DIRECTIONS
Nothing but the lines from the line with "Transcribe this image's" to the line with "Output a JSON", both included, is to be repeated, and those exactly. Leave out the pictures.

EXCERPTED RECORDS
—————

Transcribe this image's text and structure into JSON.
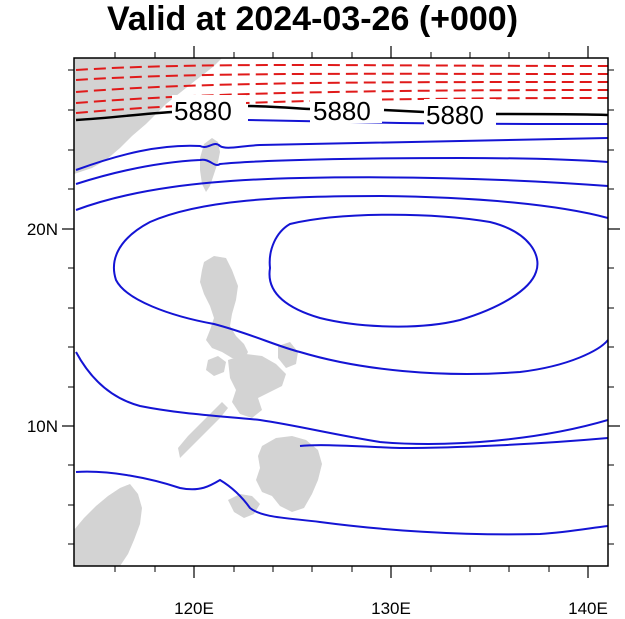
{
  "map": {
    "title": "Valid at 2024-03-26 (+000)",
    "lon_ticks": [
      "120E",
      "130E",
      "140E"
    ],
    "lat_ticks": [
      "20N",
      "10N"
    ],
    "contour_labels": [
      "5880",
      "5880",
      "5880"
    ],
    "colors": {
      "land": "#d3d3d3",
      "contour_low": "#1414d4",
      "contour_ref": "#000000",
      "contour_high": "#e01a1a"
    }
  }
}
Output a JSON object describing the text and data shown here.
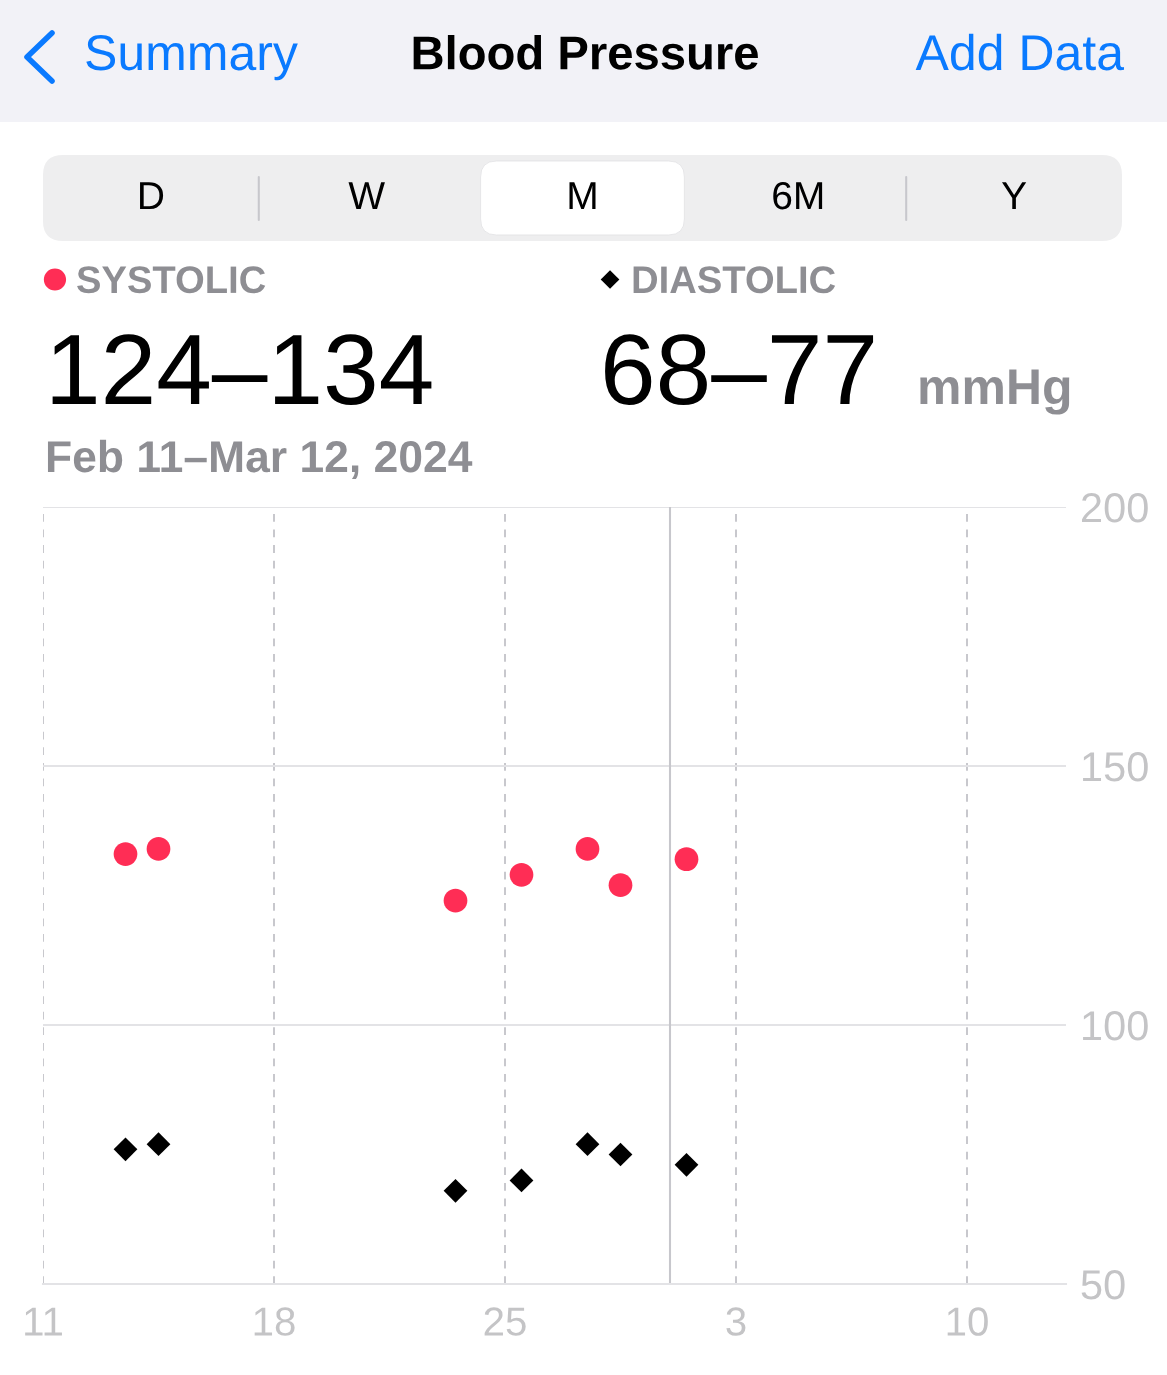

—————

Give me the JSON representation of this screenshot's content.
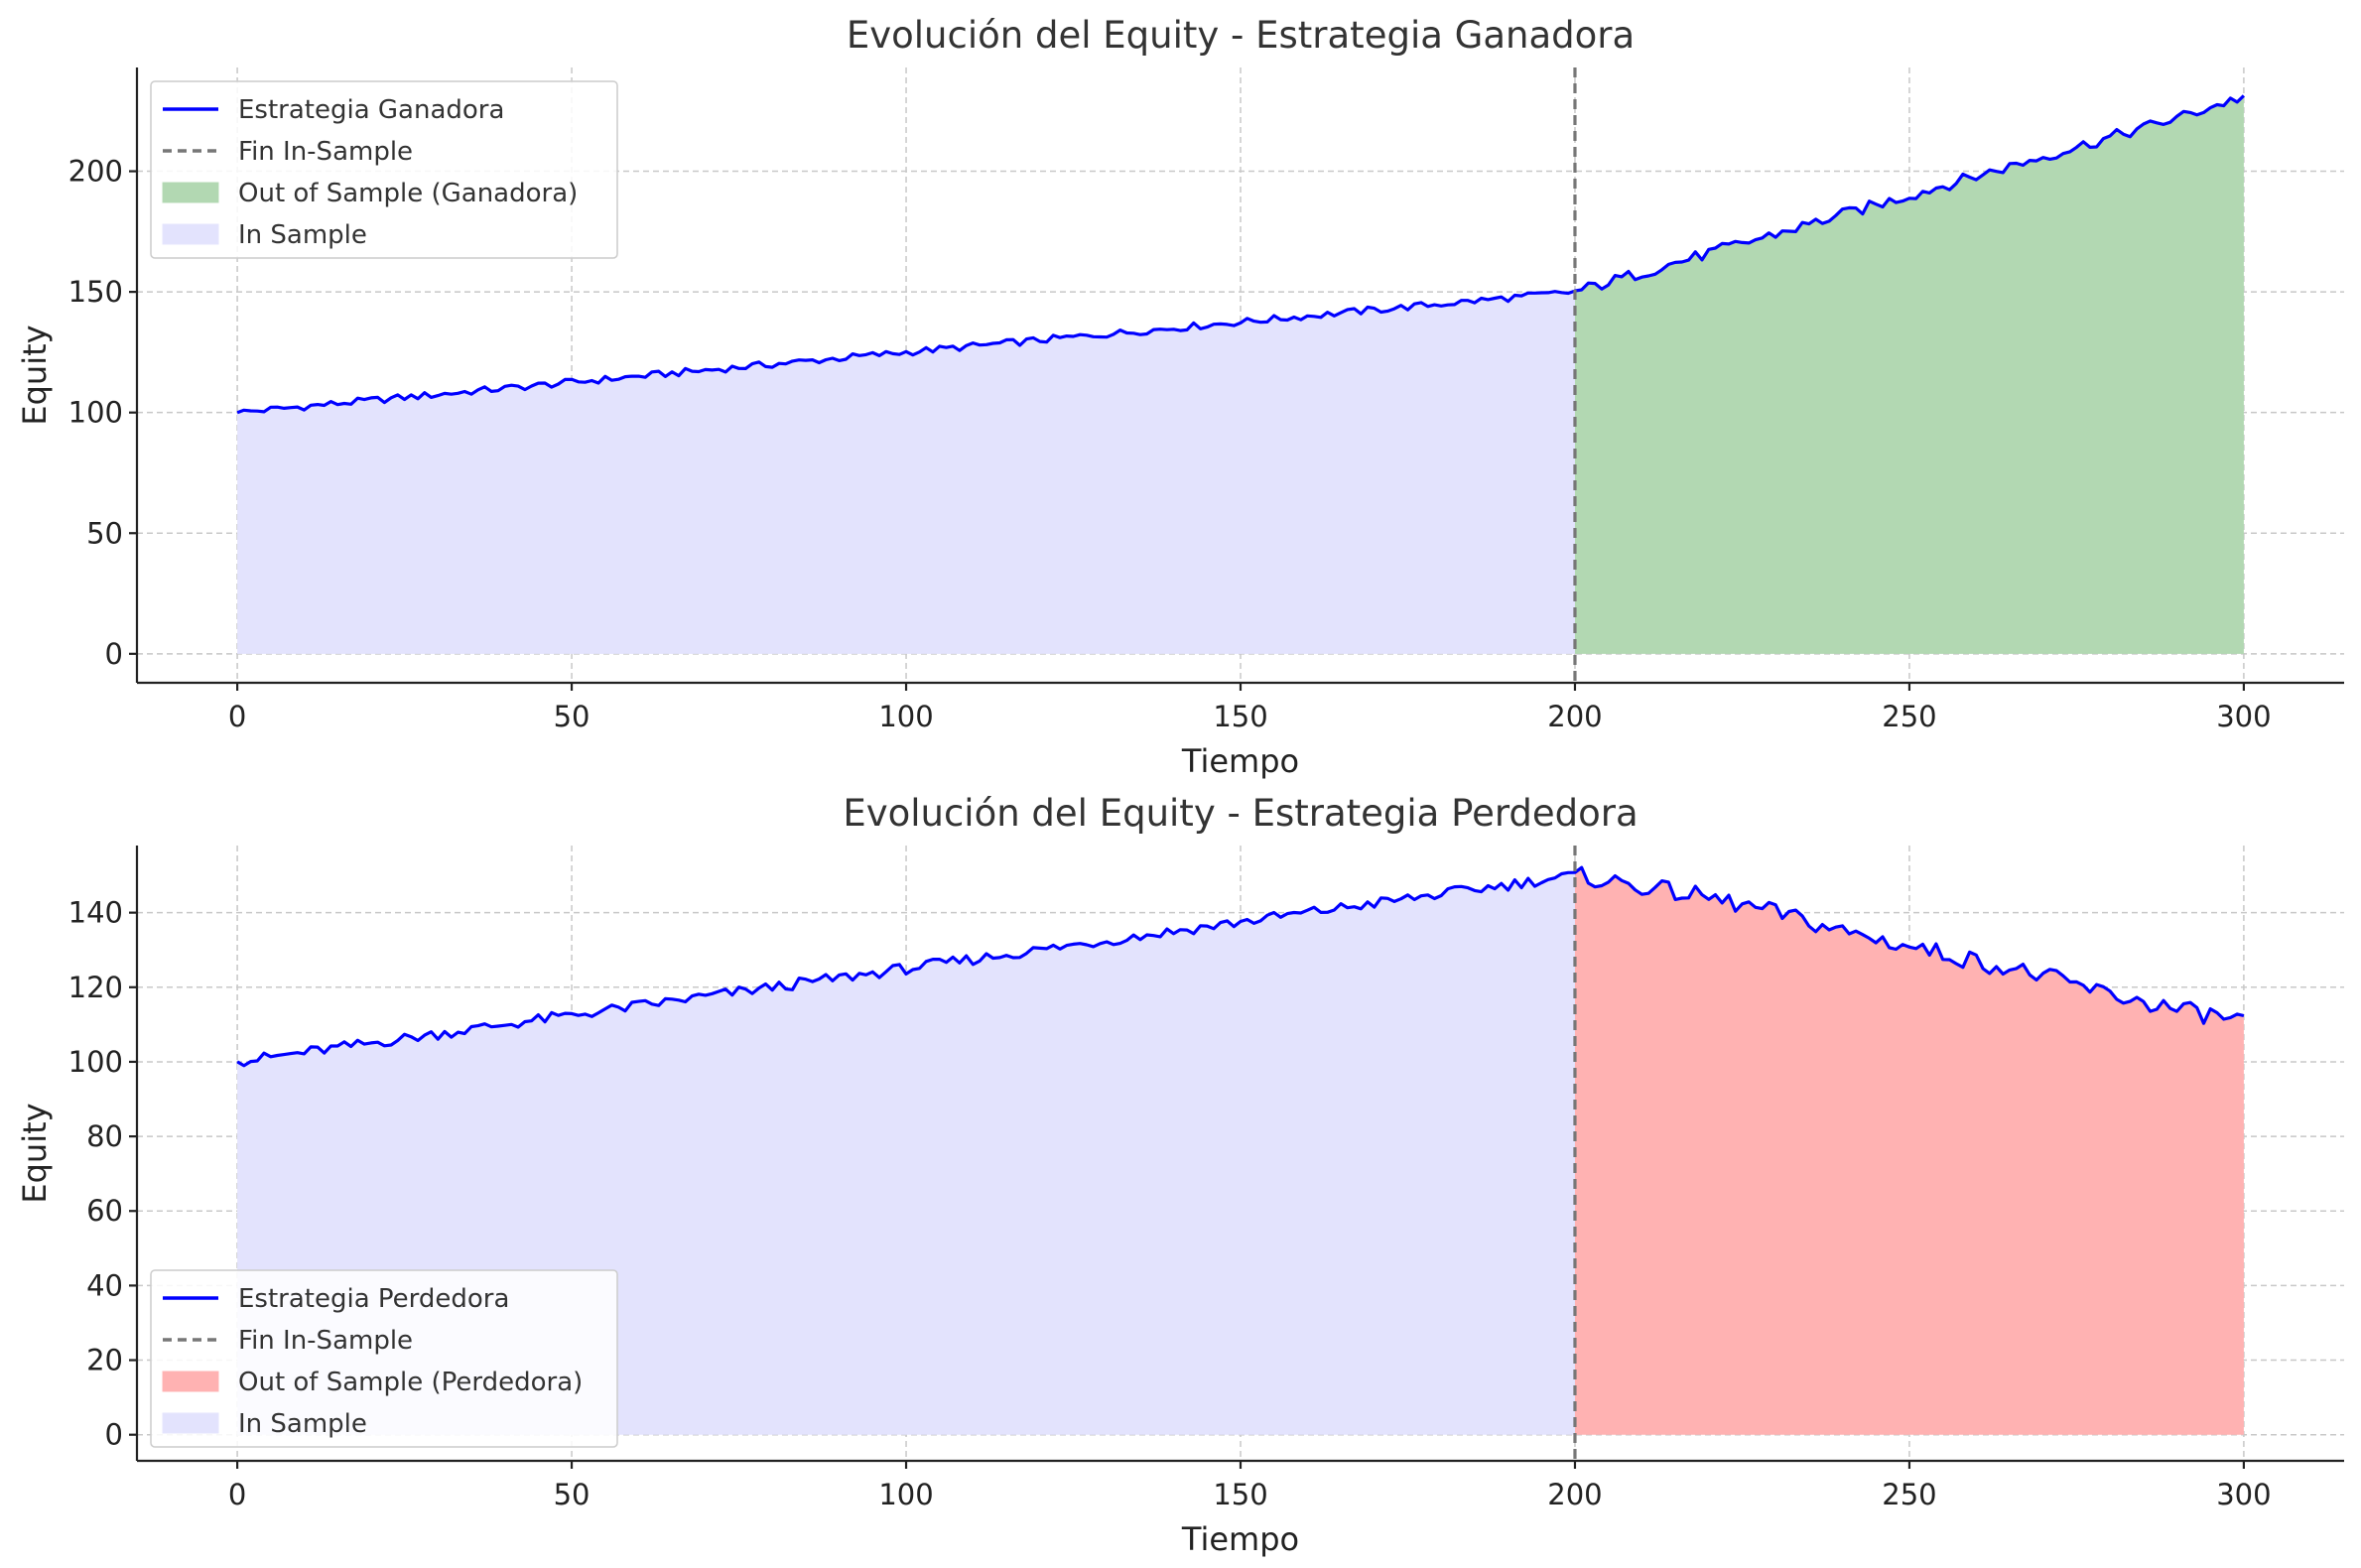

—————

REPLY TO THE TASK
Transcribe this image's text and structure into JSON.
{
  "map": {
    "title": "Valid at 2024-03-26 (+000)",
    "lon_ticks": [
      "120E",
      "130E",
      "140E"
    ],
    "lat_ticks": [
      "20N",
      "10N"
    ],
    "contour_labels": [
      "5880",
      "5880",
      "5880"
    ],
    "colors": {
      "land": "#d3d3d3",
      "contour_low": "#1414d4",
      "contour_ref": "#000000",
      "contour_high": "#e01a1a"
    }
  }
}
Output a JSON object describing the text and data shown here.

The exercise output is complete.